● INSTRUCTIONS FOR THE TASK: Identify each line containing the word "content" and copy it.

● MATERIAL PROVIDED:
━━━━━━━━

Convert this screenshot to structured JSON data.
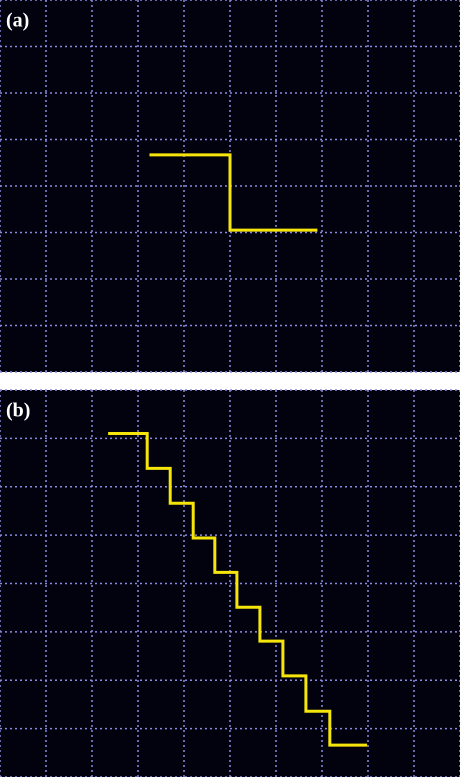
{
  "chart_data": [
    {
      "type": "line",
      "title": "(a)",
      "xlim": [
        0,
        10
      ],
      "ylim": [
        0,
        8
      ],
      "xticks": [
        0,
        1,
        2,
        3,
        4,
        5,
        6,
        7,
        8,
        9,
        10
      ],
      "yticks": [
        0,
        1,
        2,
        3,
        4,
        5,
        6,
        7,
        8
      ],
      "grid": true,
      "series": [
        {
          "color": "#f5e50a",
          "x": [
            3.25,
            5,
            5,
            6.9
          ],
          "values": [
            4.67,
            4.67,
            3.05,
            3.05
          ]
        }
      ]
    },
    {
      "type": "line",
      "title": "(b)",
      "xlim": [
        0,
        10
      ],
      "ylim": [
        0,
        8
      ],
      "xticks": [
        0,
        1,
        2,
        3,
        4,
        5,
        6,
        7,
        8,
        9,
        10
      ],
      "yticks": [
        0,
        1,
        2,
        3,
        4,
        5,
        6,
        7,
        8
      ],
      "grid": true,
      "series": [
        {
          "color": "#f5e50a",
          "x": [
            2.35,
            3.2,
            3.2,
            3.7,
            3.7,
            4.2,
            4.2,
            4.67,
            4.67,
            5.15,
            5.15,
            5.65,
            5.65,
            6.15,
            6.15,
            6.65,
            6.65,
            7.17,
            7.17,
            7.98
          ],
          "values": [
            7.1,
            7.1,
            6.38,
            6.38,
            5.66,
            5.66,
            4.94,
            4.94,
            4.23,
            4.23,
            3.51,
            3.51,
            2.81,
            2.81,
            2.09,
            2.09,
            1.36,
            1.36,
            0.66,
            0.66
          ]
        }
      ]
    }
  ]
}
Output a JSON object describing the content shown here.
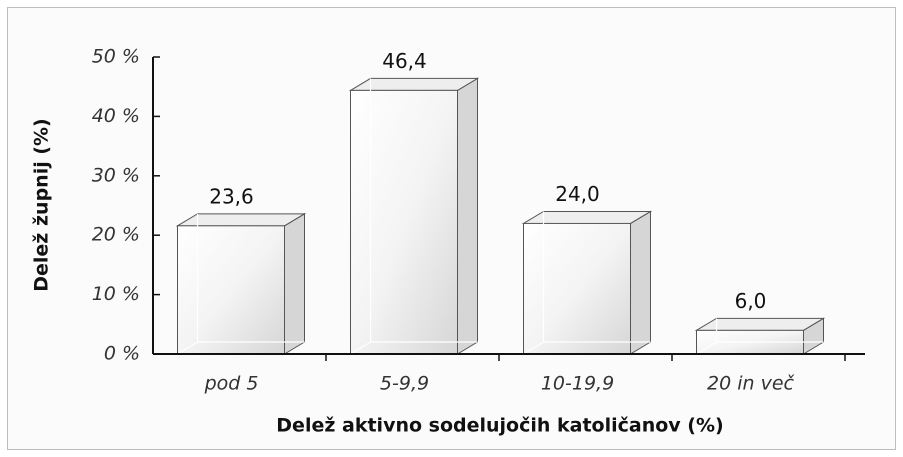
{
  "chart_data": {
    "type": "bar3d",
    "categories": [
      "pod 5",
      "5-9,9",
      "10-19,9",
      "20 in več"
    ],
    "values": [
      23.6,
      46.4,
      24.0,
      6.0
    ],
    "value_labels": [
      "23,6",
      "46,4",
      "24,0",
      "6,0"
    ],
    "color": "#d6d6d6",
    "ylim": [
      0,
      50
    ],
    "yticks": [
      {
        "value": 0,
        "label": "0 %"
      },
      {
        "value": 10,
        "label": "10 %"
      },
      {
        "value": 20,
        "label": "20 %"
      },
      {
        "value": 30,
        "label": "30 %"
      },
      {
        "value": 40,
        "label": "40 %"
      },
      {
        "value": 50,
        "label": "50 %"
      }
    ],
    "xlabel": "Delež aktivno sodelujočih katoličanov (%)",
    "ylabel": "Delež župnij (%)"
  }
}
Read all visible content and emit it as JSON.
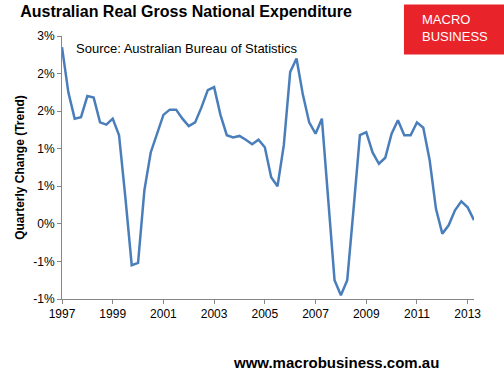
{
  "chart_data": {
    "type": "line",
    "title": "Australian Real Gross National Expenditure",
    "subtitle": "Source: Australian Bureau of Statistics",
    "y_label": "Quarterly Change (Trend)",
    "logo": [
      "MACRO",
      "BUSINESS"
    ],
    "footer": "www.macrobusiness.com.au",
    "categories": [
      "1997",
      null,
      null,
      null,
      null,
      null,
      null,
      null,
      "1999",
      null,
      null,
      null,
      null,
      null,
      null,
      null,
      "2001",
      null,
      null,
      null,
      null,
      null,
      null,
      null,
      "2003",
      null,
      null,
      null,
      null,
      null,
      null,
      null,
      "2005",
      null,
      null,
      null,
      null,
      null,
      null,
      null,
      "2007",
      null,
      null,
      null,
      null,
      null,
      null,
      null,
      "2009",
      null,
      null,
      null,
      null,
      null,
      null,
      null,
      "2011",
      null,
      null,
      null,
      null,
      null,
      null,
      null,
      "2013",
      null
    ],
    "values": [
      2.35,
      1.75,
      1.4,
      1.42,
      1.7,
      1.68,
      1.35,
      1.32,
      1.4,
      1.18,
      0.35,
      -0.55,
      -0.52,
      0.45,
      0.95,
      1.2,
      1.45,
      1.52,
      1.52,
      1.4,
      1.3,
      1.35,
      1.55,
      1.78,
      1.82,
      1.45,
      1.18,
      1.15,
      1.17,
      1.12,
      1.06,
      1.12,
      1.02,
      0.62,
      0.5,
      1.05,
      2.02,
      2.2,
      1.72,
      1.35,
      1.2,
      1.4,
      0.35,
      -0.75,
      -0.95,
      -0.75,
      0.2,
      1.18,
      1.22,
      0.95,
      0.8,
      0.88,
      1.2,
      1.38,
      1.18,
      1.18,
      1.35,
      1.28,
      0.85,
      0.2,
      -0.13,
      -0.02,
      0.18,
      0.3,
      0.22,
      0.05
    ],
    "color": "#4a7ebb",
    "ylim": [
      -1,
      2.5
    ],
    "yticks": [
      {
        "value": -1,
        "label": "-1%"
      },
      {
        "value": -0.5,
        "label": "-1%"
      },
      {
        "value": 0,
        "label": "0%"
      },
      {
        "value": 0.5,
        "label": "1%"
      },
      {
        "value": 1,
        "label": "1%"
      },
      {
        "value": 1.5,
        "label": "2%"
      },
      {
        "value": 2,
        "label": "2%"
      },
      {
        "value": 2.5,
        "label": "3%"
      }
    ],
    "grid": false
  }
}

━━━━━━━━

● REPLY:
Output a JSON object describing the content shown here.
Read all visible content and emit it as JSON.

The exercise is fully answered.